» **Requirement**
Repeat everything in the material exactly.

** start Dataset rows **

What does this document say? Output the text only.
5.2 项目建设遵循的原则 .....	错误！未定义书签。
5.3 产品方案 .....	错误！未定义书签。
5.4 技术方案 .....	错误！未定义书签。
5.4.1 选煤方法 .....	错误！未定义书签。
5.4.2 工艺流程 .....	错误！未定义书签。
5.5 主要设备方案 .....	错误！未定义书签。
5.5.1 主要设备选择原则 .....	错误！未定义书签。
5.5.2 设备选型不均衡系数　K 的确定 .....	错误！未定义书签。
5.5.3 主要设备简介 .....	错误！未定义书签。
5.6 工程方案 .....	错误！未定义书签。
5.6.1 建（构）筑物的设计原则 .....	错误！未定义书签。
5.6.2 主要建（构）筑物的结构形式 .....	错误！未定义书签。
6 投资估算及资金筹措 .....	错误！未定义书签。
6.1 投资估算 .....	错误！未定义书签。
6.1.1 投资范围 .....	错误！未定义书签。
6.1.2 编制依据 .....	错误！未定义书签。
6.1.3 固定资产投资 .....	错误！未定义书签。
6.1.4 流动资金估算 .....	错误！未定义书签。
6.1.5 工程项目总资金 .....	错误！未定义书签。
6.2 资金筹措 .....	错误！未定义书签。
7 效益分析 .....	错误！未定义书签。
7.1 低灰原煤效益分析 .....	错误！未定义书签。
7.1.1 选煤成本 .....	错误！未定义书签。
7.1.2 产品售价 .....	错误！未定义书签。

** end Dataset rows **

» **Expected answer**
What does this document say? Output the text only.
5.2 项目建设遵循的原则 .....	错误！未定义书签。
5.3 产品方案 .....	错误！未定义书签。
5.4 技术方案 .....	错误！未定义书签。
5.4.1 选煤方法 .....	错误！未定义书签。
5.4.2 工艺流程 .....	错误！未定义书签。
5.5 主要设备方案 .....	错误！未定义书签。
5.5.1 主要设备选择原则 .....	错误！未定义书签。
5.5.2 设备选型不均衡系数　K 的确定 .....	错误！未定义书签。
5.5.3 主要设备简介 .....	错误！未定义书签。
5.6 工程方案 .....	错误！未定义书签。
5.6.1 建（构）筑物的设计原则 .....	错误！未定义书签。
5.6.2 主要建（构）筑物的结构形式 .....	错误！未定义书签。
6 投资估算及资金筹措 .....	错误！未定义书签。
6.1 投资估算 .....	错误！未定义书签。
6.1.1 投资范围 .....	错误！未定义书签。
6.1.2 编制依据 .....	错误！未定义书签。
6.1.3 固定资产投资 .....	错误！未定义书签。
6.1.4 流动资金估算 .....	错误！未定义书签。
6.1.5 工程项目总资金 .....	错误！未定义书签。
6.2 资金筹措 .....	错误！未定义书签。
7 效益分析 .....	错误！未定义书签。
7.1 低灰原煤效益分析 .....	错误！未定义书签。
7.1.1 选煤成本 .....	错误！未定义书签。
7.1.2 产品售价 .....	错误！未定义书签。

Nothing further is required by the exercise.